> TASK PROMPT:
Go through the records and give each one again exactly.
....
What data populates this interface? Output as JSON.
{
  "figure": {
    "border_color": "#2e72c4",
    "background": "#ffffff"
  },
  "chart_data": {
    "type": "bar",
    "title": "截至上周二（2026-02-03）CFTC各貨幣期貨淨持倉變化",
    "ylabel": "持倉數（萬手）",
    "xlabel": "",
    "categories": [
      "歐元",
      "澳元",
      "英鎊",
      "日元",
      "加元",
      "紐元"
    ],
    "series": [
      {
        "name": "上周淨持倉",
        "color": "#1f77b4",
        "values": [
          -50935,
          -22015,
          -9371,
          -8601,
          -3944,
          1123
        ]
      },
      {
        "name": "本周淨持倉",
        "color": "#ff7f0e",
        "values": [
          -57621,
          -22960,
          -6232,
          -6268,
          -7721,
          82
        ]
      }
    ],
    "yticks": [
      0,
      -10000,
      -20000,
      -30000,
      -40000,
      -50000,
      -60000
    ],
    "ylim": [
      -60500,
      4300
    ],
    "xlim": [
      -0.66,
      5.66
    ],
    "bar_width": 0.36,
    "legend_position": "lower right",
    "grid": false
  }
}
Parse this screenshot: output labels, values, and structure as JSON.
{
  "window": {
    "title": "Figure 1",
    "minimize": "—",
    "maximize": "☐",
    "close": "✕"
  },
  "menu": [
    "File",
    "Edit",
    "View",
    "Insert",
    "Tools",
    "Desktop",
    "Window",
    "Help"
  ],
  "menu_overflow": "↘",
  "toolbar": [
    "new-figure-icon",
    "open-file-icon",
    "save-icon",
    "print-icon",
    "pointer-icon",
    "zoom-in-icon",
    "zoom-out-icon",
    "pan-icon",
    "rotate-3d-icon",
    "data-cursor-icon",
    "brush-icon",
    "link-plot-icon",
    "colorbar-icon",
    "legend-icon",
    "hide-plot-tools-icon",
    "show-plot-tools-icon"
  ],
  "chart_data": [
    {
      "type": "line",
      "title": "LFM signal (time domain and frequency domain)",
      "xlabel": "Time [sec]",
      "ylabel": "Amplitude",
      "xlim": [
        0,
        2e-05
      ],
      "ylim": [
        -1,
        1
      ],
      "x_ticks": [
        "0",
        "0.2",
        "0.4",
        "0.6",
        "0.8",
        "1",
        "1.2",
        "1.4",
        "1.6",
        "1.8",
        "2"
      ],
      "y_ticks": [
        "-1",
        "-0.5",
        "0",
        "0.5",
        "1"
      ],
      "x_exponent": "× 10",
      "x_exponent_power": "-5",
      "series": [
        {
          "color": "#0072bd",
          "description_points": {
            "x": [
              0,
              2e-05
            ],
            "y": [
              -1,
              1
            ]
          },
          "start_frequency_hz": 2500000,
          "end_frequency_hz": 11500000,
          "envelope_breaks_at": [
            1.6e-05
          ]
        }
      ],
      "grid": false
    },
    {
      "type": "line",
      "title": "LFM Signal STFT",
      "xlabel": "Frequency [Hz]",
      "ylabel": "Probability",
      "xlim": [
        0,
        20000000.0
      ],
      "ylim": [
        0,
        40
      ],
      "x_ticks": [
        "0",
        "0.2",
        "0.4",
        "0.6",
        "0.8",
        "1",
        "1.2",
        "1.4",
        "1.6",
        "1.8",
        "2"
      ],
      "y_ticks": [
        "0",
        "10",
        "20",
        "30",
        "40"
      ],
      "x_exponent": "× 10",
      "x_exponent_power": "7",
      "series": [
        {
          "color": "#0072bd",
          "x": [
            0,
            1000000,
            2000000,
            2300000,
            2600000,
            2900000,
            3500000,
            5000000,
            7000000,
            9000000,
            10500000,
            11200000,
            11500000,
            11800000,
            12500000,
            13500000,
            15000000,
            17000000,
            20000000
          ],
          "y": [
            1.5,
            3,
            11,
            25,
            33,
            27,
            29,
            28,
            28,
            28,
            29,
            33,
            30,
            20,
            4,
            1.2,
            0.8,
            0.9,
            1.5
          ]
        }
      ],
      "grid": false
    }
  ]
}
....
> THE ANSWER:
What data populates this interface? Output as JSON.
{
  "figure": {
    "border_color": "#2e72c4",
    "background": "#ffffff"
  },
  "chart_data": {
    "type": "bar",
    "title": "截至上周二（2026-02-03）CFTC各貨幣期貨淨持倉變化",
    "ylabel": "持倉數（萬手）",
    "xlabel": "",
    "categories": [
      "歐元",
      "澳元",
      "英鎊",
      "日元",
      "加元",
      "紐元"
    ],
    "series": [
      {
        "name": "上周淨持倉",
        "color": "#1f77b4",
        "values": [
          -50935,
          -22015,
          -9371,
          -8601,
          -3944,
          1123
        ]
      },
      {
        "name": "本周淨持倉",
        "color": "#ff7f0e",
        "values": [
          -57621,
          -22960,
          -6232,
          -6268,
          -7721,
          82
        ]
      }
    ],
    "yticks": [
      0,
      -10000,
      -20000,
      -30000,
      -40000,
      -50000,
      -60000
    ],
    "ylim": [
      -60500,
      4300
    ],
    "xlim": [
      -0.66,
      5.66
    ],
    "bar_width": 0.36,
    "legend_position": "lower right",
    "grid": false
  }
}
Parse this screenshot: output labels, values, and structure as JSON.
{
  "window": {
    "title": "Figure 1",
    "minimize": "—",
    "maximize": "☐",
    "close": "✕"
  },
  "menu": [
    "File",
    "Edit",
    "View",
    "Insert",
    "Tools",
    "Desktop",
    "Window",
    "Help"
  ],
  "menu_overflow": "↘",
  "toolbar": [
    "new-figure-icon",
    "open-file-icon",
    "save-icon",
    "print-icon",
    "pointer-icon",
    "zoom-in-icon",
    "zoom-out-icon",
    "pan-icon",
    "rotate-3d-icon",
    "data-cursor-icon",
    "brush-icon",
    "link-plot-icon",
    "colorbar-icon",
    "legend-icon",
    "hide-plot-tools-icon",
    "show-plot-tools-icon"
  ],
  "chart_data": [
    {
      "type": "line",
      "title": "LFM signal (time domain and frequency domain)",
      "xlabel": "Time [sec]",
      "ylabel": "Amplitude",
      "xlim": [
        0,
        2e-05
      ],
      "ylim": [
        -1,
        1
      ],
      "x_ticks": [
        "0",
        "0.2",
        "0.4",
        "0.6",
        "0.8",
        "1",
        "1.2",
        "1.4",
        "1.6",
        "1.8",
        "2"
      ],
      "y_ticks": [
        "-1",
        "-0.5",
        "0",
        "0.5",
        "1"
      ],
      "x_exponent": "× 10",
      "x_exponent_power": "-5",
      "series": [
        {
          "color": "#0072bd",
          "description_points": {
            "x": [
              0,
              2e-05
            ],
            "y": [
              -1,
              1
            ]
          },
          "start_frequency_hz": 2500000,
          "end_frequency_hz": 11500000,
          "envelope_breaks_at": [
            1.6e-05
          ]
        }
      ],
      "grid": false
    },
    {
      "type": "line",
      "title": "LFM Signal STFT",
      "xlabel": "Frequency [Hz]",
      "ylabel": "Probability",
      "xlim": [
        0,
        20000000.0
      ],
      "ylim": [
        0,
        40
      ],
      "x_ticks": [
        "0",
        "0.2",
        "0.4",
        "0.6",
        "0.8",
        "1",
        "1.2",
        "1.4",
        "1.6",
        "1.8",
        "2"
      ],
      "y_ticks": [
        "0",
        "10",
        "20",
        "30",
        "40"
      ],
      "x_exponent": "× 10",
      "x_exponent_power": "7",
      "series": [
        {
          "color": "#0072bd",
          "x": [
            0,
            1000000,
            2000000,
            2300000,
            2600000,
            2900000,
            3500000,
            5000000,
            7000000,
            9000000,
            10500000,
            11200000,
            11500000,
            11800000,
            12500000,
            13500000,
            15000000,
            17000000,
            20000000
          ],
          "y": [
            1.5,
            3,
            11,
            25,
            33,
            27,
            29,
            28,
            28,
            28,
            29,
            33,
            30,
            20,
            4,
            1.2,
            0.8,
            0.9,
            1.5
          ]
        }
      ],
      "grid": false
    }
  ]
}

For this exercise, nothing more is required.